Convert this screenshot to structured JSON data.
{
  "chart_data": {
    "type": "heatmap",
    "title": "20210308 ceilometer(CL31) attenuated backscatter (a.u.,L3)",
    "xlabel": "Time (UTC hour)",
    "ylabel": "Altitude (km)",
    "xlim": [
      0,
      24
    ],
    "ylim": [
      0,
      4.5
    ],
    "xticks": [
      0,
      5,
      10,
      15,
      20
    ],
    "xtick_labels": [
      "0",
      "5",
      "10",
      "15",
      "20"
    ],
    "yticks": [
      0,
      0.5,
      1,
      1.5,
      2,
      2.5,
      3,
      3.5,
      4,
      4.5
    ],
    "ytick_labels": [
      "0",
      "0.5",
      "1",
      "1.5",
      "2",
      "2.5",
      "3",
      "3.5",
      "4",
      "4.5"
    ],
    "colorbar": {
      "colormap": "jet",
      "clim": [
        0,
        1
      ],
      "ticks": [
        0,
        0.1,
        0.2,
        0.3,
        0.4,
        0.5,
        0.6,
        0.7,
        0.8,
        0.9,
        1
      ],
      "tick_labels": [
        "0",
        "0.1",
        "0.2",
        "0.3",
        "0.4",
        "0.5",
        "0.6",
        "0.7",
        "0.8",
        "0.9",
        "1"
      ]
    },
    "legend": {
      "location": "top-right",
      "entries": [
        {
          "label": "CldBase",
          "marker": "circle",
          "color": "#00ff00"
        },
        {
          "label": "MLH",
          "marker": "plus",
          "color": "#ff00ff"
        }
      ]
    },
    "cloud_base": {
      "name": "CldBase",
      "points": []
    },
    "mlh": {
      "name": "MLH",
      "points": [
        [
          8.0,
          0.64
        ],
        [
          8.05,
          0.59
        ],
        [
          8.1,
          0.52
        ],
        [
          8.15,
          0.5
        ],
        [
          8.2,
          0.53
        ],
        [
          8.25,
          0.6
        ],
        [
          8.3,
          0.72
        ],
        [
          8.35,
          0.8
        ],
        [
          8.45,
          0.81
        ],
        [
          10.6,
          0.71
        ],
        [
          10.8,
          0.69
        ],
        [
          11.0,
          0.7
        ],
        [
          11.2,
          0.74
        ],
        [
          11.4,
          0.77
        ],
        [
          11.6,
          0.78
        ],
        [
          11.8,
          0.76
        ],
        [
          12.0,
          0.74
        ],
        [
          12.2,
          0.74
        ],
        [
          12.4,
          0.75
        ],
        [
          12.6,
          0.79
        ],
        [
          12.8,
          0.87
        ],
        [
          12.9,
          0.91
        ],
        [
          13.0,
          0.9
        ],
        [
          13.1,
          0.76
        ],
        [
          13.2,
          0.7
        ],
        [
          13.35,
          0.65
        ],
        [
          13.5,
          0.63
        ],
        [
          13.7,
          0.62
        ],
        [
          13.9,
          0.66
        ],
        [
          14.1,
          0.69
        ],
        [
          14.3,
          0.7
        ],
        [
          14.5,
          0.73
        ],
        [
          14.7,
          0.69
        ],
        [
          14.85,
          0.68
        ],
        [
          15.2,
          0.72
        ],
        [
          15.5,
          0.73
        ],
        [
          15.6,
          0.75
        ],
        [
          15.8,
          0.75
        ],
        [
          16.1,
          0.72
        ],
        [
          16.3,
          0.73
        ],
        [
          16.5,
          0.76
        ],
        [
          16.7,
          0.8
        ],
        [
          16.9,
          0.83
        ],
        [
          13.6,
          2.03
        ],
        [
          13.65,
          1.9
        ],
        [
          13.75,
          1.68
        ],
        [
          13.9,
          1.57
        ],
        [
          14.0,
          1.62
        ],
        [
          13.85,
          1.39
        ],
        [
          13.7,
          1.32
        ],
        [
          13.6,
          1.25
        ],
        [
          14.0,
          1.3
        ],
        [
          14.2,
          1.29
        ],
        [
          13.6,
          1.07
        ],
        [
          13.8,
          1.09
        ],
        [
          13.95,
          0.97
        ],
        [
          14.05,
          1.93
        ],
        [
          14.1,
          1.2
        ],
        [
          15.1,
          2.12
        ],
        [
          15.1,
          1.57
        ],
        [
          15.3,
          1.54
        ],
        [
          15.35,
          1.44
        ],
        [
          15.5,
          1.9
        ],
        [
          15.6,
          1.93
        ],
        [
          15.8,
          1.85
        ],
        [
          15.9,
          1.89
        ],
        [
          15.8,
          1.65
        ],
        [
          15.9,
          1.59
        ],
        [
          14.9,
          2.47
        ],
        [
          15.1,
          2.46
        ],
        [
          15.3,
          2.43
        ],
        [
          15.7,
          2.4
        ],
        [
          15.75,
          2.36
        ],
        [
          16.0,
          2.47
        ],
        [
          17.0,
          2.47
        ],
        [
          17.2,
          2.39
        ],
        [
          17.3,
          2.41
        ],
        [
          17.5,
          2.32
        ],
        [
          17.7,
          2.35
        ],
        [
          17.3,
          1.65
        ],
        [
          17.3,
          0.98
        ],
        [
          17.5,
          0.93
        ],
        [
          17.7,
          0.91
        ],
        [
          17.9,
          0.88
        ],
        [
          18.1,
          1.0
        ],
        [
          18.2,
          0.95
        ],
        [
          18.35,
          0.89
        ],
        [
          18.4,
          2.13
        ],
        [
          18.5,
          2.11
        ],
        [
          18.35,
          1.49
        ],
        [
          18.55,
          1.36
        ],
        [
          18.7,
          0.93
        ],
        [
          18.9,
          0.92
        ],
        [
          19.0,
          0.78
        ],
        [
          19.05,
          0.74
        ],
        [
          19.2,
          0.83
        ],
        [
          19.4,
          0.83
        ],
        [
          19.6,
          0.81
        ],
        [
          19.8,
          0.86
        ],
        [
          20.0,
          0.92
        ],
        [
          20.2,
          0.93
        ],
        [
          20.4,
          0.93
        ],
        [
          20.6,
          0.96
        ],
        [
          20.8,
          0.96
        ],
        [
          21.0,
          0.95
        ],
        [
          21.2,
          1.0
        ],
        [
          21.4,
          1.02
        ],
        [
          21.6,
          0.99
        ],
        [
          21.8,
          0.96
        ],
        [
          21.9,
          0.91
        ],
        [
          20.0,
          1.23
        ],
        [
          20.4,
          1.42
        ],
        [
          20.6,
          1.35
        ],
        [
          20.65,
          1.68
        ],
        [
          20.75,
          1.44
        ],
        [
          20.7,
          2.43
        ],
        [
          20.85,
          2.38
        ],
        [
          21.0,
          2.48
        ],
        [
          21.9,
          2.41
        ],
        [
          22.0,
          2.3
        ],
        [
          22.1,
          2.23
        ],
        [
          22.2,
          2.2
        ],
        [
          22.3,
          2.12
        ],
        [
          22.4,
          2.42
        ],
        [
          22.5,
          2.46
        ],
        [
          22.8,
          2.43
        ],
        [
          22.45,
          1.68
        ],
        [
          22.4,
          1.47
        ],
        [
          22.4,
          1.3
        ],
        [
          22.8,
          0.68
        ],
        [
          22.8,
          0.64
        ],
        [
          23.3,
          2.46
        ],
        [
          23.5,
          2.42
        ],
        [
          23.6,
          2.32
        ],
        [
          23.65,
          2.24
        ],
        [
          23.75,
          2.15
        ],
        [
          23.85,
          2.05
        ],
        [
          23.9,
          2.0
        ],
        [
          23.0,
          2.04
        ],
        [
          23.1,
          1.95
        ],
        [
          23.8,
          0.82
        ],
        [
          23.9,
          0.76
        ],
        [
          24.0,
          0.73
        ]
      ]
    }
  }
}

----

■ **What is required**
Give all the records again. Match them exactly.

■ **Exercise response**
Convert this screenshot to structured JSON data.
{
  "chart_data": {
    "type": "heatmap",
    "title": "20210308 ceilometer(CL31) attenuated backscatter (a.u.,L3)",
    "xlabel": "Time (UTC hour)",
    "ylabel": "Altitude (km)",
    "xlim": [
      0,
      24
    ],
    "ylim": [
      0,
      4.5
    ],
    "xticks": [
      0,
      5,
      10,
      15,
      20
    ],
    "xtick_labels": [
      "0",
      "5",
      "10",
      "15",
      "20"
    ],
    "yticks": [
      0,
      0.5,
      1,
      1.5,
      2,
      2.5,
      3,
      3.5,
      4,
      4.5
    ],
    "ytick_labels": [
      "0",
      "0.5",
      "1",
      "1.5",
      "2",
      "2.5",
      "3",
      "3.5",
      "4",
      "4.5"
    ],
    "colorbar": {
      "colormap": "jet",
      "clim": [
        0,
        1
      ],
      "ticks": [
        0,
        0.1,
        0.2,
        0.3,
        0.4,
        0.5,
        0.6,
        0.7,
        0.8,
        0.9,
        1
      ],
      "tick_labels": [
        "0",
        "0.1",
        "0.2",
        "0.3",
        "0.4",
        "0.5",
        "0.6",
        "0.7",
        "0.8",
        "0.9",
        "1"
      ]
    },
    "legend": {
      "location": "top-right",
      "entries": [
        {
          "label": "CldBase",
          "marker": "circle",
          "color": "#00ff00"
        },
        {
          "label": "MLH",
          "marker": "plus",
          "color": "#ff00ff"
        }
      ]
    },
    "cloud_base": {
      "name": "CldBase",
      "points": []
    },
    "mlh": {
      "name": "MLH",
      "points": [
        [
          8.0,
          0.64
        ],
        [
          8.05,
          0.59
        ],
        [
          8.1,
          0.52
        ],
        [
          8.15,
          0.5
        ],
        [
          8.2,
          0.53
        ],
        [
          8.25,
          0.6
        ],
        [
          8.3,
          0.72
        ],
        [
          8.35,
          0.8
        ],
        [
          8.45,
          0.81
        ],
        [
          10.6,
          0.71
        ],
        [
          10.8,
          0.69
        ],
        [
          11.0,
          0.7
        ],
        [
          11.2,
          0.74
        ],
        [
          11.4,
          0.77
        ],
        [
          11.6,
          0.78
        ],
        [
          11.8,
          0.76
        ],
        [
          12.0,
          0.74
        ],
        [
          12.2,
          0.74
        ],
        [
          12.4,
          0.75
        ],
        [
          12.6,
          0.79
        ],
        [
          12.8,
          0.87
        ],
        [
          12.9,
          0.91
        ],
        [
          13.0,
          0.9
        ],
        [
          13.1,
          0.76
        ],
        [
          13.2,
          0.7
        ],
        [
          13.35,
          0.65
        ],
        [
          13.5,
          0.63
        ],
        [
          13.7,
          0.62
        ],
        [
          13.9,
          0.66
        ],
        [
          14.1,
          0.69
        ],
        [
          14.3,
          0.7
        ],
        [
          14.5,
          0.73
        ],
        [
          14.7,
          0.69
        ],
        [
          14.85,
          0.68
        ],
        [
          15.2,
          0.72
        ],
        [
          15.5,
          0.73
        ],
        [
          15.6,
          0.75
        ],
        [
          15.8,
          0.75
        ],
        [
          16.1,
          0.72
        ],
        [
          16.3,
          0.73
        ],
        [
          16.5,
          0.76
        ],
        [
          16.7,
          0.8
        ],
        [
          16.9,
          0.83
        ],
        [
          13.6,
          2.03
        ],
        [
          13.65,
          1.9
        ],
        [
          13.75,
          1.68
        ],
        [
          13.9,
          1.57
        ],
        [
          14.0,
          1.62
        ],
        [
          13.85,
          1.39
        ],
        [
          13.7,
          1.32
        ],
        [
          13.6,
          1.25
        ],
        [
          14.0,
          1.3
        ],
        [
          14.2,
          1.29
        ],
        [
          13.6,
          1.07
        ],
        [
          13.8,
          1.09
        ],
        [
          13.95,
          0.97
        ],
        [
          14.05,
          1.93
        ],
        [
          14.1,
          1.2
        ],
        [
          15.1,
          2.12
        ],
        [
          15.1,
          1.57
        ],
        [
          15.3,
          1.54
        ],
        [
          15.35,
          1.44
        ],
        [
          15.5,
          1.9
        ],
        [
          15.6,
          1.93
        ],
        [
          15.8,
          1.85
        ],
        [
          15.9,
          1.89
        ],
        [
          15.8,
          1.65
        ],
        [
          15.9,
          1.59
        ],
        [
          14.9,
          2.47
        ],
        [
          15.1,
          2.46
        ],
        [
          15.3,
          2.43
        ],
        [
          15.7,
          2.4
        ],
        [
          15.75,
          2.36
        ],
        [
          16.0,
          2.47
        ],
        [
          17.0,
          2.47
        ],
        [
          17.2,
          2.39
        ],
        [
          17.3,
          2.41
        ],
        [
          17.5,
          2.32
        ],
        [
          17.7,
          2.35
        ],
        [
          17.3,
          1.65
        ],
        [
          17.3,
          0.98
        ],
        [
          17.5,
          0.93
        ],
        [
          17.7,
          0.91
        ],
        [
          17.9,
          0.88
        ],
        [
          18.1,
          1.0
        ],
        [
          18.2,
          0.95
        ],
        [
          18.35,
          0.89
        ],
        [
          18.4,
          2.13
        ],
        [
          18.5,
          2.11
        ],
        [
          18.35,
          1.49
        ],
        [
          18.55,
          1.36
        ],
        [
          18.7,
          0.93
        ],
        [
          18.9,
          0.92
        ],
        [
          19.0,
          0.78
        ],
        [
          19.05,
          0.74
        ],
        [
          19.2,
          0.83
        ],
        [
          19.4,
          0.83
        ],
        [
          19.6,
          0.81
        ],
        [
          19.8,
          0.86
        ],
        [
          20.0,
          0.92
        ],
        [
          20.2,
          0.93
        ],
        [
          20.4,
          0.93
        ],
        [
          20.6,
          0.96
        ],
        [
          20.8,
          0.96
        ],
        [
          21.0,
          0.95
        ],
        [
          21.2,
          1.0
        ],
        [
          21.4,
          1.02
        ],
        [
          21.6,
          0.99
        ],
        [
          21.8,
          0.96
        ],
        [
          21.9,
          0.91
        ],
        [
          20.0,
          1.23
        ],
        [
          20.4,
          1.42
        ],
        [
          20.6,
          1.35
        ],
        [
          20.65,
          1.68
        ],
        [
          20.75,
          1.44
        ],
        [
          20.7,
          2.43
        ],
        [
          20.85,
          2.38
        ],
        [
          21.0,
          2.48
        ],
        [
          21.9,
          2.41
        ],
        [
          22.0,
          2.3
        ],
        [
          22.1,
          2.23
        ],
        [
          22.2,
          2.2
        ],
        [
          22.3,
          2.12
        ],
        [
          22.4,
          2.42
        ],
        [
          22.5,
          2.46
        ],
        [
          22.8,
          2.43
        ],
        [
          22.45,
          1.68
        ],
        [
          22.4,
          1.47
        ],
        [
          22.4,
          1.3
        ],
        [
          22.8,
          0.68
        ],
        [
          22.8,
          0.64
        ],
        [
          23.3,
          2.46
        ],
        [
          23.5,
          2.42
        ],
        [
          23.6,
          2.32
        ],
        [
          23.65,
          2.24
        ],
        [
          23.75,
          2.15
        ],
        [
          23.85,
          2.05
        ],
        [
          23.9,
          2.0
        ],
        [
          23.0,
          2.04
        ],
        [
          23.1,
          1.95
        ],
        [
          23.8,
          0.82
        ],
        [
          23.9,
          0.76
        ],
        [
          24.0,
          0.73
        ]
      ]
    }
  }
}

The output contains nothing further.